> _Supplied material_
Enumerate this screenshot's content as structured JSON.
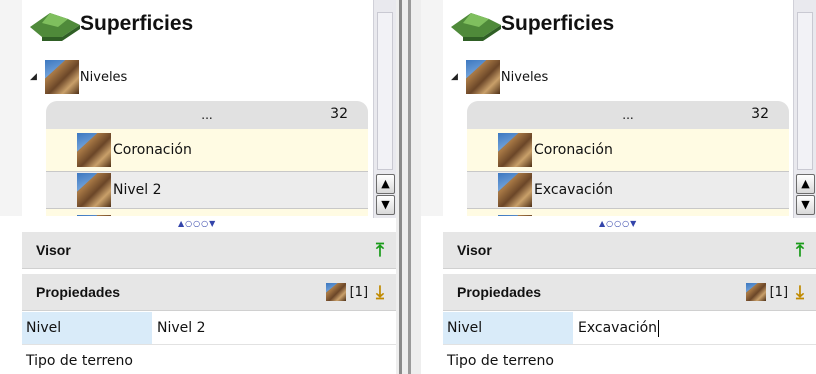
{
  "left_panel": {
    "title": "Superficies",
    "group_label": "Niveles",
    "list_header_dots": "...",
    "list_count": "32",
    "items": [
      {
        "label": "Coronación"
      },
      {
        "label": "Nivel 2"
      },
      {
        "label": ""
      }
    ],
    "pager": "▲○○○▼",
    "visor_label": "Visor",
    "props_label": "Propiedades",
    "props_count": "[1]",
    "properties": [
      {
        "name": "Nivel",
        "value": "Nivel 2"
      },
      {
        "name": "Tipo de terreno",
        "value": ""
      }
    ]
  },
  "right_panel": {
    "title": "Superficies",
    "group_label": "Niveles",
    "list_header_dots": "...",
    "list_count": "32",
    "items": [
      {
        "label": "Coronación"
      },
      {
        "label": "Excavación"
      },
      {
        "label": ""
      }
    ],
    "pager": "▲○○○▼",
    "visor_label": "Visor",
    "props_label": "Propiedades",
    "props_count": "[1]",
    "properties": [
      {
        "name": "Nivel",
        "value": "Excavación"
      },
      {
        "name": "Tipo de terreno",
        "value": ""
      }
    ]
  },
  "icons": {
    "title": "terrain-icon",
    "texture": "rock-texture-icon",
    "expander": "collapse-triangle-icon",
    "visor_action": "arrow-up-green-icon",
    "props_action": "arrow-down-orange-icon",
    "scroll_up": "scroll-up-icon",
    "scroll_down": "scroll-down-icon"
  },
  "colors": {
    "list_background": "#fffbe3",
    "selection": "#d9ebf9",
    "section_header": "#e6e6e6",
    "visor_arrow": "#1a9b1a",
    "props_arrow": "#c08a00"
  }
}
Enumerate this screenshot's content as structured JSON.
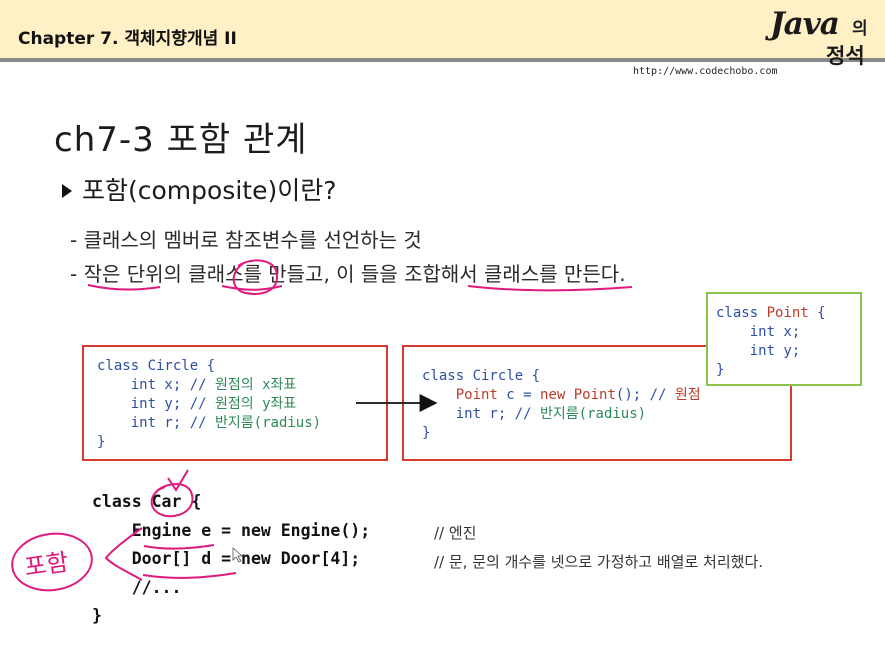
{
  "header": {
    "chapter": "Chapter 7. 객체지향개념 II",
    "logo_java": "Java",
    "logo_ui": "의",
    "logo_jeongseok": "정석",
    "url": "http://www.codechobo.com"
  },
  "slide": {
    "title": "ch7-3 포함 관계",
    "question": "포함(composite)이란?",
    "points": [
      "- 클래스의 멤버로 참조변수를 선언하는 것",
      "- 작은 단위의 클래스를 만들고, 이 들을 조합해서 클래스를 만든다."
    ]
  },
  "box_before": {
    "line1": "class Circle {",
    "line2_code": "    int x; // ",
    "line2_cm": "원점의 x좌표",
    "line3_code": "    int y; // ",
    "line3_cm": "원점의 y좌표",
    "line4_code": "    int r; // ",
    "line4_cm": "반지름(radius)",
    "line5": "}"
  },
  "box_after": {
    "line1": "class Circle {",
    "line2_pre": "    ",
    "line2_type": "Point",
    "line2_mid": " c = ",
    "line2_new": "new",
    "line2_ctor": " Point",
    "line2_end": "(); // ",
    "line2_cm": "원점",
    "line3_code": "    int r; // ",
    "line3_cm": "반지름(radius)",
    "line4": "}"
  },
  "box_point": {
    "line1_kw": "class ",
    "line1_name": "Point",
    "line1_end": " {",
    "line2": "    int x;",
    "line3": "    int y;",
    "line4": "}"
  },
  "car": {
    "line1": "class Car {",
    "line2": "    Engine e = new Engine();",
    "line3": "    Door[] d = new Door[4];",
    "line4": "    //...",
    "line5": "}",
    "comment_engine": "// 엔진",
    "comment_door": "// 문, 문의 개수를 넷으로 가정하고 배열로 처리했다."
  },
  "annotation": {
    "handwriting": "포함"
  },
  "colors": {
    "header_bg": "#fff0c6",
    "box_red": "#d83a2e",
    "box_green": "#8bc34a",
    "ink_magenta": "#e0197d"
  }
}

> _Exercise directions_
Write out every line above exactly as it is, leaving out the pictures.

> _Finished answer_
Enumerate this screenshot's content as structured JSON.
{
  "left_panel": {
    "title": "Superficies",
    "group_label": "Niveles",
    "list_header_dots": "...",
    "list_count": "32",
    "items": [
      {
        "label": "Coronación"
      },
      {
        "label": "Nivel 2"
      },
      {
        "label": ""
      }
    ],
    "pager": "▲○○○▼",
    "visor_label": "Visor",
    "props_label": "Propiedades",
    "props_count": "[1]",
    "properties": [
      {
        "name": "Nivel",
        "value": "Nivel 2"
      },
      {
        "name": "Tipo de terreno",
        "value": ""
      }
    ]
  },
  "right_panel": {
    "title": "Superficies",
    "group_label": "Niveles",
    "list_header_dots": "...",
    "list_count": "32",
    "items": [
      {
        "label": "Coronación"
      },
      {
        "label": "Excavación"
      },
      {
        "label": ""
      }
    ],
    "pager": "▲○○○▼",
    "visor_label": "Visor",
    "props_label": "Propiedades",
    "props_count": "[1]",
    "properties": [
      {
        "name": "Nivel",
        "value": "Excavación"
      },
      {
        "name": "Tipo de terreno",
        "value": ""
      }
    ]
  },
  "icons": {
    "title": "terrain-icon",
    "texture": "rock-texture-icon",
    "expander": "collapse-triangle-icon",
    "visor_action": "arrow-up-green-icon",
    "props_action": "arrow-down-orange-icon",
    "scroll_up": "scroll-up-icon",
    "scroll_down": "scroll-down-icon"
  },
  "colors": {
    "list_background": "#fffbe3",
    "selection": "#d9ebf9",
    "section_header": "#e6e6e6",
    "visor_arrow": "#1a9b1a",
    "props_arrow": "#c08a00"
  }
}
Enumerate this screenshot's content as structured JSON.
{
  "header": {
    "chapter": "Chapter 7. 객체지향개념 II",
    "logo_java": "Java",
    "logo_ui": "의",
    "logo_jeongseok": "정석",
    "url": "http://www.codechobo.com"
  },
  "slide": {
    "title": "ch7-3 포함 관계",
    "question": "포함(composite)이란?",
    "points": [
      "- 클래스의 멤버로 참조변수를 선언하는 것",
      "- 작은 단위의 클래스를 만들고, 이 들을 조합해서 클래스를 만든다."
    ]
  },
  "box_before": {
    "line1": "class Circle {",
    "line2_code": "    int x; // ",
    "line2_cm": "원점의 x좌표",
    "line3_code": "    int y; // ",
    "line3_cm": "원점의 y좌표",
    "line4_code": "    int r; // ",
    "line4_cm": "반지름(radius)",
    "line5": "}"
  },
  "box_after": {
    "line1": "class Circle {",
    "line2_pre": "    ",
    "line2_type": "Point",
    "line2_mid": " c = ",
    "line2_new": "new",
    "line2_ctor": " Point",
    "line2_end": "(); // ",
    "line2_cm": "원점",
    "line3_code": "    int r; // ",
    "line3_cm": "반지름(radius)",
    "line4": "}"
  },
  "box_point": {
    "line1_kw": "class ",
    "line1_name": "Point",
    "line1_end": " {",
    "line2": "    int x;",
    "line3": "    int y;",
    "line4": "}"
  },
  "car": {
    "line1": "class Car {",
    "line2": "    Engine e = new Engine();",
    "line3": "    Door[] d = new Door[4];",
    "line4": "    //...",
    "line5": "}",
    "comment_engine": "// 엔진",
    "comment_door": "// 문, 문의 개수를 넷으로 가정하고 배열로 처리했다."
  },
  "annotation": {
    "handwriting": "포함"
  },
  "colors": {
    "header_bg": "#fff0c6",
    "box_red": "#d83a2e",
    "box_green": "#8bc34a",
    "ink_magenta": "#e0197d"
  }
}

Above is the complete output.